*WHAT NEEDS TO BE DONE:*
Find the lines that hold the word "nghiệp" and return them.

[begin RECORDED DATA]

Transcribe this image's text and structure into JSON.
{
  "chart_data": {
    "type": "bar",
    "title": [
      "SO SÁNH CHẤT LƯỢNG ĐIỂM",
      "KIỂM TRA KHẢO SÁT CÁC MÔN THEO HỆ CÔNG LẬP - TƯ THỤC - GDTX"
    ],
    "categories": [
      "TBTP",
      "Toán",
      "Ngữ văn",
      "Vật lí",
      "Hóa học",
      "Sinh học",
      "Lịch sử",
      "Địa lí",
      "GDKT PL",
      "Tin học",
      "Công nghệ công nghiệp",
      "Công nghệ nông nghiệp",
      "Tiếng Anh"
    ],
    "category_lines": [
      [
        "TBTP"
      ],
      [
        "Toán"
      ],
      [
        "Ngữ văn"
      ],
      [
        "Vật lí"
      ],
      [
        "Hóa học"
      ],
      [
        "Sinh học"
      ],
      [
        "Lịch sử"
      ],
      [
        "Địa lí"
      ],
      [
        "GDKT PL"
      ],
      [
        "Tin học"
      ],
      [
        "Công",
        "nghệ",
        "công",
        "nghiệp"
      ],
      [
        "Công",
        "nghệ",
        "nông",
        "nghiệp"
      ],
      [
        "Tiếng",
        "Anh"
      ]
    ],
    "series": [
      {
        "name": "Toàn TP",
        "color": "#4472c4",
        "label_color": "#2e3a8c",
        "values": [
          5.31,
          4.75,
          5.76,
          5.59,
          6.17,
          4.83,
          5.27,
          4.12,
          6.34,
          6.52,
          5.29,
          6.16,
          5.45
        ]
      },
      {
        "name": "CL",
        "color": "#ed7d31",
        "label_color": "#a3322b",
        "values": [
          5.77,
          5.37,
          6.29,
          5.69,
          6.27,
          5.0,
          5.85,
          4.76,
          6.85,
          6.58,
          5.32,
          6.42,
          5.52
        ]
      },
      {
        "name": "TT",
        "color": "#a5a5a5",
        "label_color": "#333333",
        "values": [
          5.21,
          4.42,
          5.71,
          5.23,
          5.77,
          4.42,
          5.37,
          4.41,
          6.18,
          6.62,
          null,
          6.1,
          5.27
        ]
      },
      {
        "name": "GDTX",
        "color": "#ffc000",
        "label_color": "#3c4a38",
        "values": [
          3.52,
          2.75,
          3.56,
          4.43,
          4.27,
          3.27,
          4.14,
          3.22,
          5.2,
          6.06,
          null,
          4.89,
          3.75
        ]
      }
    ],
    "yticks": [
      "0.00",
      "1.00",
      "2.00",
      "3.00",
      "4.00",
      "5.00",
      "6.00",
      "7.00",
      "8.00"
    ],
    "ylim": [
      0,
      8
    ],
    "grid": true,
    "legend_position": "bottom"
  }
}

[end RECORDED DATA]
[begin RECORDED DATA]

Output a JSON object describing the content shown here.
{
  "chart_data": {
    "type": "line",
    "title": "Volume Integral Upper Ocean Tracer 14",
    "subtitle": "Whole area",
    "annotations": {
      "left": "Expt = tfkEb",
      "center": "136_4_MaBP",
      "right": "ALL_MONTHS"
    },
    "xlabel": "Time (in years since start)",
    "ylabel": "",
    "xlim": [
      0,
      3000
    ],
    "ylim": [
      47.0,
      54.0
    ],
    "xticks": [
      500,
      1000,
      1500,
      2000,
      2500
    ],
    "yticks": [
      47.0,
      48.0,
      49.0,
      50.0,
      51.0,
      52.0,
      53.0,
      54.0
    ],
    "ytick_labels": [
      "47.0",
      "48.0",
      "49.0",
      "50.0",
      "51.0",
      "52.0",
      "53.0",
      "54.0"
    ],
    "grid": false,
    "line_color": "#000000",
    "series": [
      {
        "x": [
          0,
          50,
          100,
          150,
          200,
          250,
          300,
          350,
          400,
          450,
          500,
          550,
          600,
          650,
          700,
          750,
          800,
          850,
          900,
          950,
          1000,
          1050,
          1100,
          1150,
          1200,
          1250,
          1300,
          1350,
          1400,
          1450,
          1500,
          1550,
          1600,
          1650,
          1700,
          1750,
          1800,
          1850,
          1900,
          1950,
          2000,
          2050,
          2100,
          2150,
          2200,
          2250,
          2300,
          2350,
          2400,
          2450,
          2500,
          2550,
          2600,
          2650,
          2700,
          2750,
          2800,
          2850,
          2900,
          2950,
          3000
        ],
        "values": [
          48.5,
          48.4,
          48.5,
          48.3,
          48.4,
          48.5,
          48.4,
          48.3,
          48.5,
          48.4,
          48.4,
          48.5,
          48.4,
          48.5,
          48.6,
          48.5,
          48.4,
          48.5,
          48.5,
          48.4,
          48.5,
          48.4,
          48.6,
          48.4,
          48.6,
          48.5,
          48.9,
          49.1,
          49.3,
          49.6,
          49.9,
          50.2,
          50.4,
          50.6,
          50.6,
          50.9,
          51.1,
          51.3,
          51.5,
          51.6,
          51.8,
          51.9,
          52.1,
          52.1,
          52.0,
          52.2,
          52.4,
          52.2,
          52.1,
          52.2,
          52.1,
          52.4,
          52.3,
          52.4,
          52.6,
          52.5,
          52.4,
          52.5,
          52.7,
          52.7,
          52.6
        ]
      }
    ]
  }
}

[end RECORDED DATA]

*RESULT OF THE TASK:*
      "Công nghệ công nghiệp",
      "Công nghệ nông nghiệp",
        "nghiệp"
        "nghiệp"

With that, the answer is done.